**What to do**
Set down the final stretch of the data, from the line that holds "What's the underlying" through the last line, both included, with pictures left out.

**Record set**
** BEGIN **
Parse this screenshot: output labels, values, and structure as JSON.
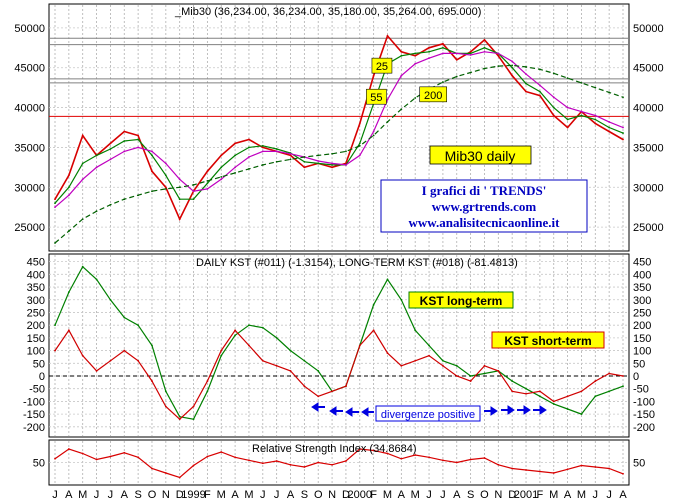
{
  "chart_data": [
    {
      "type": "line",
      "title": "_Mib30 (36,234.00, 36,234.00, 35,180.00, 35,264.00, 695.000)",
      "ylim": [
        22000,
        53000
      ],
      "yticks": [
        "50000",
        "45000",
        "40000",
        "35000",
        "30000",
        "25000"
      ],
      "x_months": [
        "J",
        "A",
        "M",
        "J",
        "J",
        "A",
        "S",
        "O",
        "N",
        "D",
        "1999",
        "F",
        "M",
        "A",
        "M",
        "J",
        "J",
        "A",
        "S",
        "O",
        "N",
        "D",
        "2000",
        "F",
        "M",
        "A",
        "M",
        "J",
        "J",
        "A",
        "S",
        "O",
        "N",
        "D",
        "2001",
        "F",
        "M",
        "A",
        "M",
        "J",
        "J",
        "A"
      ],
      "series": [
        {
          "name": "price",
          "color": "#d80000",
          "values": [
            28500,
            31500,
            36500,
            34000,
            35500,
            37000,
            36500,
            32000,
            30000,
            26000,
            29500,
            32000,
            34000,
            35500,
            36000,
            35000,
            34500,
            34000,
            32500,
            33000,
            32500,
            33000,
            38000,
            44000,
            49000,
            47000,
            46500,
            47500,
            48000,
            46000,
            47000,
            48500,
            46500,
            44000,
            42000,
            41500,
            39000,
            37500,
            39500,
            38000,
            37000,
            36000
          ]
        },
        {
          "name": "ma25",
          "color": "#008000",
          "values": [
            28000,
            30000,
            33000,
            34000,
            34800,
            35800,
            36000,
            34000,
            31500,
            28500,
            28500,
            30500,
            32500,
            34000,
            35000,
            35200,
            34800,
            34300,
            33200,
            33000,
            32800,
            32800,
            35500,
            40500,
            45500,
            46500,
            46800,
            47000,
            47500,
            46800,
            46800,
            47500,
            46800,
            45000,
            43000,
            42000,
            40000,
            38500,
            39000,
            38500,
            37500,
            36800
          ]
        },
        {
          "name": "ma55",
          "color": "#c000c0",
          "values": [
            27500,
            29000,
            31000,
            32500,
            33500,
            34500,
            35000,
            34500,
            33000,
            31000,
            29500,
            29800,
            31000,
            32500,
            33800,
            34500,
            34500,
            34200,
            33800,
            33300,
            33000,
            32800,
            34000,
            37000,
            41000,
            44000,
            45500,
            46200,
            46800,
            46800,
            46600,
            47000,
            46800,
            45800,
            44200,
            42800,
            41300,
            40000,
            39500,
            39000,
            38200,
            37500
          ]
        },
        {
          "name": "ma200",
          "color": "#006000",
          "dashed": true,
          "values": [
            23000,
            24500,
            26000,
            27000,
            27800,
            28500,
            29000,
            29500,
            29800,
            30000,
            30300,
            30800,
            31300,
            31800,
            32300,
            32800,
            33200,
            33500,
            33800,
            34000,
            34200,
            34500,
            35200,
            36500,
            38200,
            39800,
            41200,
            42300,
            43200,
            43900,
            44400,
            44900,
            45200,
            45300,
            45100,
            44800,
            44300,
            43700,
            43100,
            42500,
            41900,
            41300
          ]
        }
      ],
      "hlines": [
        {
          "y": 48700,
          "color": "#808080"
        },
        {
          "y": 47900,
          "color": "#808080"
        },
        {
          "y": 43600,
          "color": "#808080"
        },
        {
          "y": 43100,
          "color": "#808080"
        },
        {
          "y": 38900,
          "color": "#e00000"
        }
      ],
      "ma_labels": [
        {
          "text": "25",
          "x_idx": 23.6,
          "y": 45200,
          "bg": "#ffff00"
        },
        {
          "text": "55",
          "x_idx": 23.2,
          "y": 41300,
          "bg": "#ffff00"
        },
        {
          "text": "200",
          "x_idx": 27.3,
          "y": 41600,
          "bg": "#ffff00"
        }
      ],
      "labels": {
        "name_box": "Mib30 daily",
        "info_title": "I grafici di ' TRENDS'",
        "info_url1": "www.grtrends.com",
        "info_url2": "www.analisitecnicaonline.it"
      }
    },
    {
      "type": "line",
      "title": "DAILY KST (#011) (-1.3154), LONG-TERM KST (#018) (-81.4813)",
      "ylim": [
        -240,
        480
      ],
      "yticks": [
        "450",
        "400",
        "350",
        "300",
        "250",
        "200",
        "150",
        "100",
        "50",
        "0",
        "-50",
        "-100",
        "-150",
        "-200"
      ],
      "series": [
        {
          "name": "KST long-term",
          "color": "#008000",
          "values": [
            200,
            330,
            430,
            380,
            300,
            230,
            200,
            120,
            -60,
            -160,
            -170,
            -60,
            80,
            160,
            200,
            190,
            150,
            100,
            60,
            20,
            -60,
            -40,
            120,
            280,
            380,
            300,
            180,
            120,
            60,
            40,
            0,
            10,
            20,
            -20,
            -50,
            -80,
            -110,
            -130,
            -150,
            -80,
            -60,
            -40
          ]
        },
        {
          "name": "KST short-term",
          "color": "#d00000",
          "values": [
            100,
            180,
            80,
            20,
            60,
            100,
            60,
            -20,
            -120,
            -170,
            -120,
            -20,
            100,
            180,
            120,
            60,
            40,
            20,
            -40,
            -80,
            -60,
            -40,
            120,
            180,
            90,
            40,
            60,
            80,
            40,
            0,
            -20,
            40,
            20,
            -60,
            -70,
            -60,
            -100,
            -80,
            -60,
            -20,
            10,
            0
          ]
        }
      ],
      "labels": {
        "long_term": "KST long-term",
        "short_term": "KST short-term",
        "divergence": "divergenze positive"
      }
    },
    {
      "type": "line",
      "title": "Relative Strength Index (34.8684)",
      "ylim": [
        20,
        80
      ],
      "yticks": [
        "50"
      ],
      "series": [
        {
          "name": "RSI",
          "color": "#d80000",
          "values": [
            55,
            68,
            62,
            54,
            58,
            63,
            57,
            42,
            36,
            30,
            46,
            58,
            64,
            57,
            53,
            49,
            52,
            47,
            44,
            50,
            47,
            52,
            68,
            66,
            62,
            55,
            60,
            57,
            53,
            50,
            54,
            56,
            47,
            42,
            40,
            38,
            36,
            41,
            46,
            44,
            42,
            35
          ]
        }
      ]
    }
  ]
}
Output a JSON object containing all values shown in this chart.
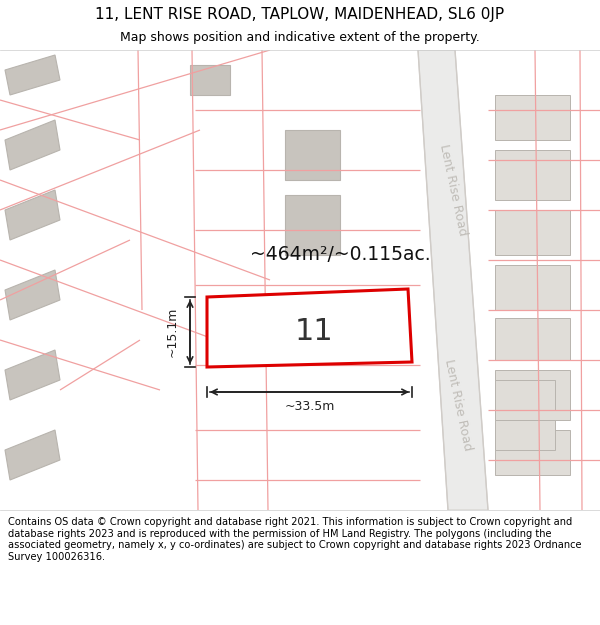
{
  "title_line1": "11, LENT RISE ROAD, TAPLOW, MAIDENHEAD, SL6 0JP",
  "title_line2": "Map shows position and indicative extent of the property.",
  "footer_text": "Contains OS data © Crown copyright and database right 2021. This information is subject to Crown copyright and database rights 2023 and is reproduced with the permission of HM Land Registry. The polygons (including the associated geometry, namely x, y co-ordinates) are subject to Crown copyright and database rights 2023 Ordnance Survey 100026316.",
  "area_label": "~464m²/~0.115ac.",
  "property_number": "11",
  "dim_width": "~33.5m",
  "dim_height": "~15.1m",
  "road_label": "Lent Rise Road",
  "map_bg": "#f7f6f4",
  "building_fill_dark": "#c8c4be",
  "building_fill_light": "#e0ddd8",
  "building_edge": "#b8b4ae",
  "highlight_fill": "#ffffff",
  "highlight_edge": "#dd0000",
  "boundary_line": "#f0a0a0",
  "road_fill": "#f0eeeb",
  "road_edge": "#d0ccc8",
  "dim_color": "#222222",
  "title_bg": "#ffffff",
  "footer_bg": "#ffffff",
  "road_text_color": "#c0bdb8"
}
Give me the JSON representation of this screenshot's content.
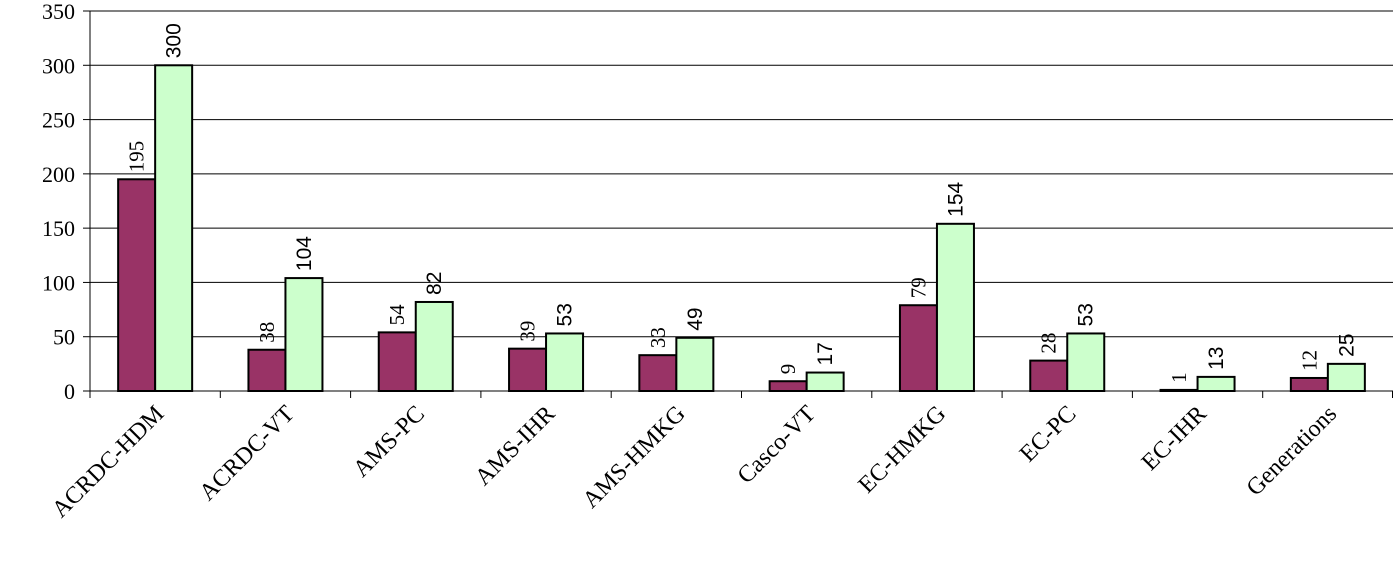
{
  "chart_data": {
    "type": "bar",
    "categories": [
      "ACRDC-HDM",
      "ACRDC-VT",
      "AMS-PC",
      "AMS-IHR",
      "AMS-HMKG",
      "Casco-VT",
      "EC-HMKG",
      "EC-PC",
      "EC-IHR",
      "Generations"
    ],
    "series": [
      {
        "values": [
          195,
          38,
          54,
          39,
          33,
          9,
          79,
          28,
          1,
          12
        ],
        "color": "#993366"
      },
      {
        "values": [
          300,
          104,
          82,
          53,
          49,
          17,
          154,
          53,
          13,
          25
        ],
        "color": "#CCFFCC"
      }
    ],
    "y_ticks": [
      "0",
      "50",
      "100",
      "150",
      "200",
      "250",
      "300",
      "350"
    ],
    "ylim": [
      0,
      350
    ],
    "grid": true,
    "legend": "none",
    "title": "",
    "xlabel": "",
    "ylabel": ""
  }
}
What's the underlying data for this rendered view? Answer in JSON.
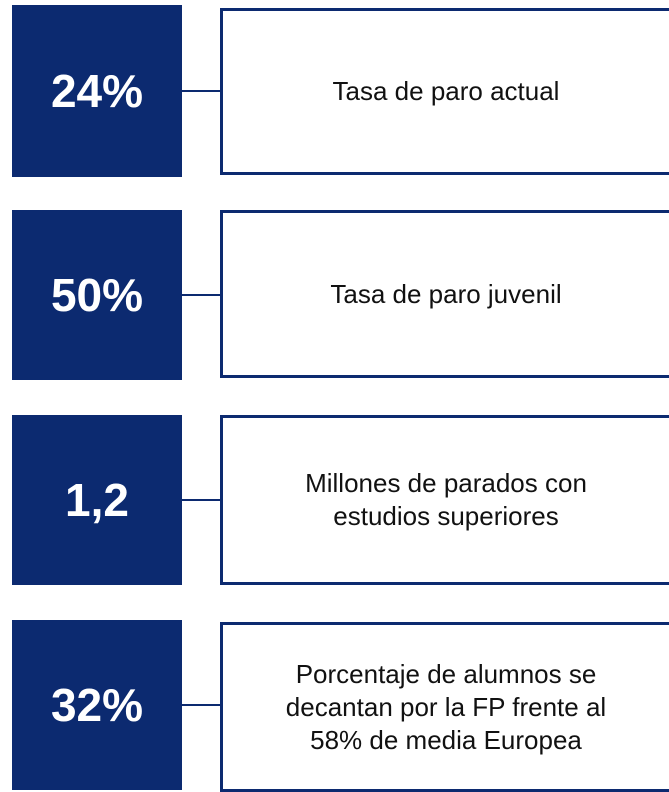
{
  "items": [
    {
      "value": "24%",
      "lines": [
        "Tasa de paro actual"
      ]
    },
    {
      "value": "50%",
      "lines": [
        "Tasa de paro juvenil"
      ]
    },
    {
      "value": "1,2",
      "lines": [
        "Millones de parados con",
        "estudios superiores"
      ]
    },
    {
      "value": "32%",
      "lines": [
        "Porcentaje de alumnos se",
        "decantan por la FP frente al",
        "58% de media Europea"
      ]
    }
  ]
}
** END **
**Response to the exercise**
What's the underlying data for this rendered view? Answer in JSON.
{
  "items": [
    {
      "value": "24%",
      "lines": [
        "Tasa de paro actual"
      ]
    },
    {
      "value": "50%",
      "lines": [
        "Tasa de paro juvenil"
      ]
    },
    {
      "value": "1,2",
      "lines": [
        "Millones de parados con",
        "estudios superiores"
      ]
    },
    {
      "value": "32%",
      "lines": [
        "Porcentaje de alumnos se",
        "decantan por la FP frente al",
        "58% de media Europea"
      ]
    }
  ]
}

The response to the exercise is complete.